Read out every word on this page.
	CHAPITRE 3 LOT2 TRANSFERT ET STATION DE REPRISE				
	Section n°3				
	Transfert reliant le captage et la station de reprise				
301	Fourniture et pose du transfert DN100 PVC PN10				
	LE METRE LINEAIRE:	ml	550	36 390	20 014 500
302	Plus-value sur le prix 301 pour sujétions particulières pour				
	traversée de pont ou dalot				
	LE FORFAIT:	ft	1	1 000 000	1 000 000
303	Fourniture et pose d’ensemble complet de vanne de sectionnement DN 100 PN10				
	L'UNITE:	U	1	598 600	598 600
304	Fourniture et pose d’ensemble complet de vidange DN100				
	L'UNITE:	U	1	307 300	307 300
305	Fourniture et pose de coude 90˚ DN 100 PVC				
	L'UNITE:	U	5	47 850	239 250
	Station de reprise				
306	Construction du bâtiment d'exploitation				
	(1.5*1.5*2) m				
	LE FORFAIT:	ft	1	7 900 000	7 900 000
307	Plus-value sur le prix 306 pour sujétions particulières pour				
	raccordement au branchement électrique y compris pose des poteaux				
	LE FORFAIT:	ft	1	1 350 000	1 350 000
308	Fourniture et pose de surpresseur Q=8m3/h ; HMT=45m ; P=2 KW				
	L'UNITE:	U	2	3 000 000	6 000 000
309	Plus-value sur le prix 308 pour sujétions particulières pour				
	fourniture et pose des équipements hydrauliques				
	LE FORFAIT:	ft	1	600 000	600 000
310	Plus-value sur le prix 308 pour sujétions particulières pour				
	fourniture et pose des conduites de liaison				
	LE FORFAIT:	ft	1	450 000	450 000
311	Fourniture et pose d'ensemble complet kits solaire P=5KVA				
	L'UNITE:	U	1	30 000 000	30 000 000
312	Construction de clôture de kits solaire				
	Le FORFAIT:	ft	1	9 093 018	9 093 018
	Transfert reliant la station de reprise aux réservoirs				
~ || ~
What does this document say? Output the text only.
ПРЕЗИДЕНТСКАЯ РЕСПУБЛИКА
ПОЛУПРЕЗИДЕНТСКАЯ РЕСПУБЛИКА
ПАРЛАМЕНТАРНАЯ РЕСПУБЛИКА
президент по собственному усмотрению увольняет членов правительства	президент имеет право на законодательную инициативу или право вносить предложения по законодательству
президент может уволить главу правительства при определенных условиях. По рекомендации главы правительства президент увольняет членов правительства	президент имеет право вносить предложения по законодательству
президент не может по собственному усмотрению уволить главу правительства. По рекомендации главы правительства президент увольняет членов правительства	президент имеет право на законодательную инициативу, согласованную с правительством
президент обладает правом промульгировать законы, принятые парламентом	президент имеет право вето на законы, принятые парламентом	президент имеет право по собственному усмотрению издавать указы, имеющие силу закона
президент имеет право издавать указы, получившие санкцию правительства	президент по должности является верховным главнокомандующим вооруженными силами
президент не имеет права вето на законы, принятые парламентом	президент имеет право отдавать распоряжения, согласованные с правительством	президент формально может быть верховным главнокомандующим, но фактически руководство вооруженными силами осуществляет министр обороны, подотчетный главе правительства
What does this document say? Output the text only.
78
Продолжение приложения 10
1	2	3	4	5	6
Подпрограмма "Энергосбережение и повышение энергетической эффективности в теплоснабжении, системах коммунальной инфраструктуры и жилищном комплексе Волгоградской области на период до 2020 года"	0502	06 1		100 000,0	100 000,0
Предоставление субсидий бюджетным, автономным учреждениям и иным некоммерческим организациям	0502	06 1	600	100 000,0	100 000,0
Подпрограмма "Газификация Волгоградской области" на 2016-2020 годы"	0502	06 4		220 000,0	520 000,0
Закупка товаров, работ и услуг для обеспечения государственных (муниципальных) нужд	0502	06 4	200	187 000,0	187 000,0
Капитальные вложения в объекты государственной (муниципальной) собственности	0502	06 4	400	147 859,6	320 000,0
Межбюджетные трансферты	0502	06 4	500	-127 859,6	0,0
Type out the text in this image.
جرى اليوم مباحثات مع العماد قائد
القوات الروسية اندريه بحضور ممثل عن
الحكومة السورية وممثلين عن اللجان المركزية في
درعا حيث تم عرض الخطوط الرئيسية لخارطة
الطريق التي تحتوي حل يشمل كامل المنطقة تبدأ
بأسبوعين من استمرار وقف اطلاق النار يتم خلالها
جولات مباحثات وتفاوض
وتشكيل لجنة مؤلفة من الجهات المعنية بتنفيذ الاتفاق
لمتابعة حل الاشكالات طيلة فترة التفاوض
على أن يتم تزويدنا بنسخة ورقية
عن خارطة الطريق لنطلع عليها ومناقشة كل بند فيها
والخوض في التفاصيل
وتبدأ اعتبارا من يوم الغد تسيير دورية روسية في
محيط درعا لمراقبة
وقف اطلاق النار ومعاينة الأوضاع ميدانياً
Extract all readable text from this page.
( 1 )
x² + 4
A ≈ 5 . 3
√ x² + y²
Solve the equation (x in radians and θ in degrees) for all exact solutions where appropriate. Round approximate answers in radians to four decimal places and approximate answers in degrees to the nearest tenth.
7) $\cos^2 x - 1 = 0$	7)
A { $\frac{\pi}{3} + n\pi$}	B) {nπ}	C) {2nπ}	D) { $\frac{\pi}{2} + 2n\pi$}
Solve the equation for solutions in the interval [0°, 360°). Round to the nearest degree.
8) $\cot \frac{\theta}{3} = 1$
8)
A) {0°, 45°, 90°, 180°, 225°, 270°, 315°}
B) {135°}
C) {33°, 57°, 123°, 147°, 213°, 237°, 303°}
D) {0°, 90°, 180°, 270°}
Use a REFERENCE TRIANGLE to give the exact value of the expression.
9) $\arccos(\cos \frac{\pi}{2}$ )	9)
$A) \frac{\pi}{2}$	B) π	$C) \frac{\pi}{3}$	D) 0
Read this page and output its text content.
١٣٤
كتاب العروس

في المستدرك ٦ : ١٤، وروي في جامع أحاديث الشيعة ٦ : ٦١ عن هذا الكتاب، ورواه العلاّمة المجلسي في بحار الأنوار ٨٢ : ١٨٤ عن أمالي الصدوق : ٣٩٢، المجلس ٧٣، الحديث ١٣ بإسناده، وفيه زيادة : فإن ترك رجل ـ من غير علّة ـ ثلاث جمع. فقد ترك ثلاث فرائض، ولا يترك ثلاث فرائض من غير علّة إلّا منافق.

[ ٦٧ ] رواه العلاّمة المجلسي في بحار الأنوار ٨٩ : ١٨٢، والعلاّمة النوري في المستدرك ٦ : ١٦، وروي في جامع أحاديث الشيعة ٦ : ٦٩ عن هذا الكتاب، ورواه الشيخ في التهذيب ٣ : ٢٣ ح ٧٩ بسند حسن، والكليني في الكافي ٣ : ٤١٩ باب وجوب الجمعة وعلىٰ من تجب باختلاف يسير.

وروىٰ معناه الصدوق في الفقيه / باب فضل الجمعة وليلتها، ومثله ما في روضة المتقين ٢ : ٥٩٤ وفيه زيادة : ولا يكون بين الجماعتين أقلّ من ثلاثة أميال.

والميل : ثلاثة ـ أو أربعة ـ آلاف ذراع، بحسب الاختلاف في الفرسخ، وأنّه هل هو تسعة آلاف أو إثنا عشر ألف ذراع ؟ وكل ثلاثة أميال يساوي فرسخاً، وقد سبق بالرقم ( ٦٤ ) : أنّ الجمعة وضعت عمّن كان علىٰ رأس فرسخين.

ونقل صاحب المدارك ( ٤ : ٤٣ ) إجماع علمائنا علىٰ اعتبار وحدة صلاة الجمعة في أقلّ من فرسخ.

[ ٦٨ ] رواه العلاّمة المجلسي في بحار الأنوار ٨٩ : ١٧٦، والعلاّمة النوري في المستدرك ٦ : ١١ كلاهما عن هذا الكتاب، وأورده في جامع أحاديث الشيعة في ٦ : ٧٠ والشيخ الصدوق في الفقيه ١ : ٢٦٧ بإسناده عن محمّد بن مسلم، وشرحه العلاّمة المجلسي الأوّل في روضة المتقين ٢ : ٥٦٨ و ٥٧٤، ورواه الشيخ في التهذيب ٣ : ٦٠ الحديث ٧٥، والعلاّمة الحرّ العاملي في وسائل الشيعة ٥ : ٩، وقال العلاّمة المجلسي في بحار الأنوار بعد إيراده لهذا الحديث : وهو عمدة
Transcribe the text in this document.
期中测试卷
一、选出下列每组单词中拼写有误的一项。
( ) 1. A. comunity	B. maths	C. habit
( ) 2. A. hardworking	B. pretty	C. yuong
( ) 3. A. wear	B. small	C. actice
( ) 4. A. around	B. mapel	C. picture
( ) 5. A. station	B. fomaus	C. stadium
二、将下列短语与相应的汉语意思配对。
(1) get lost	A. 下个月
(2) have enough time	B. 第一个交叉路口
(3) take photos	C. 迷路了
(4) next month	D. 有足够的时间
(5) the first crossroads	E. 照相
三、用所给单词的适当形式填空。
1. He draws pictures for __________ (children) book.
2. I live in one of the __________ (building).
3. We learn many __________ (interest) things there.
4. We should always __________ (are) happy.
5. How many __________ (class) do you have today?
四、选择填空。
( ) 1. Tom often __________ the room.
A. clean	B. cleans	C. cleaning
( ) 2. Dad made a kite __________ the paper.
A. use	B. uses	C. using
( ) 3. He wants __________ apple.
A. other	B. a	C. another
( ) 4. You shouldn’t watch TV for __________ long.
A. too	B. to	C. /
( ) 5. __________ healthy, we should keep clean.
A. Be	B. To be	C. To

★ ★ ★ ★ ★

* **PROBLEM TO WORK ON**
Beginning at the line that holds "Transcribe the text in this document.", reproduce each line of the records above down to and including the last one.

* **SOLUTION**
Transcribe the text in this document.
期中测试卷
一、选出下列每组单词中拼写有误的一项。
( ) 1. A. comunity	B. maths	C. habit
( ) 2. A. hardworking	B. pretty	C. yuong
( ) 3. A. wear	B. small	C. actice
( ) 4. A. around	B. mapel	C. picture
( ) 5. A. station	B. fomaus	C. stadium
二、将下列短语与相应的汉语意思配对。
(1) get lost	A. 下个月
(2) have enough time	B. 第一个交叉路口
(3) take photos	C. 迷路了
(4) next month	D. 有足够的时间
(5) the first crossroads	E. 照相
三、用所给单词的适当形式填空。
1. He draws pictures for __________ (children) book.
2. I live in one of the __________ (building).
3. We learn many __________ (interest) things there.
4. We should always __________ (are) happy.
5. How many __________ (class) do you have today?
四、选择填空。
( ) 1. Tom often __________ the room.
A. clean	B. cleans	C. cleaning
( ) 2. Dad made a kite __________ the paper.
A. use	B. uses	C. using
( ) 3. He wants __________ apple.
A. other	B. a	C. another
( ) 4. You shouldn’t watch TV for __________ long.
A. too	B. to	C. /
( ) 5. __________ healthy, we should keep clean.
A. Be	B. To be	C. To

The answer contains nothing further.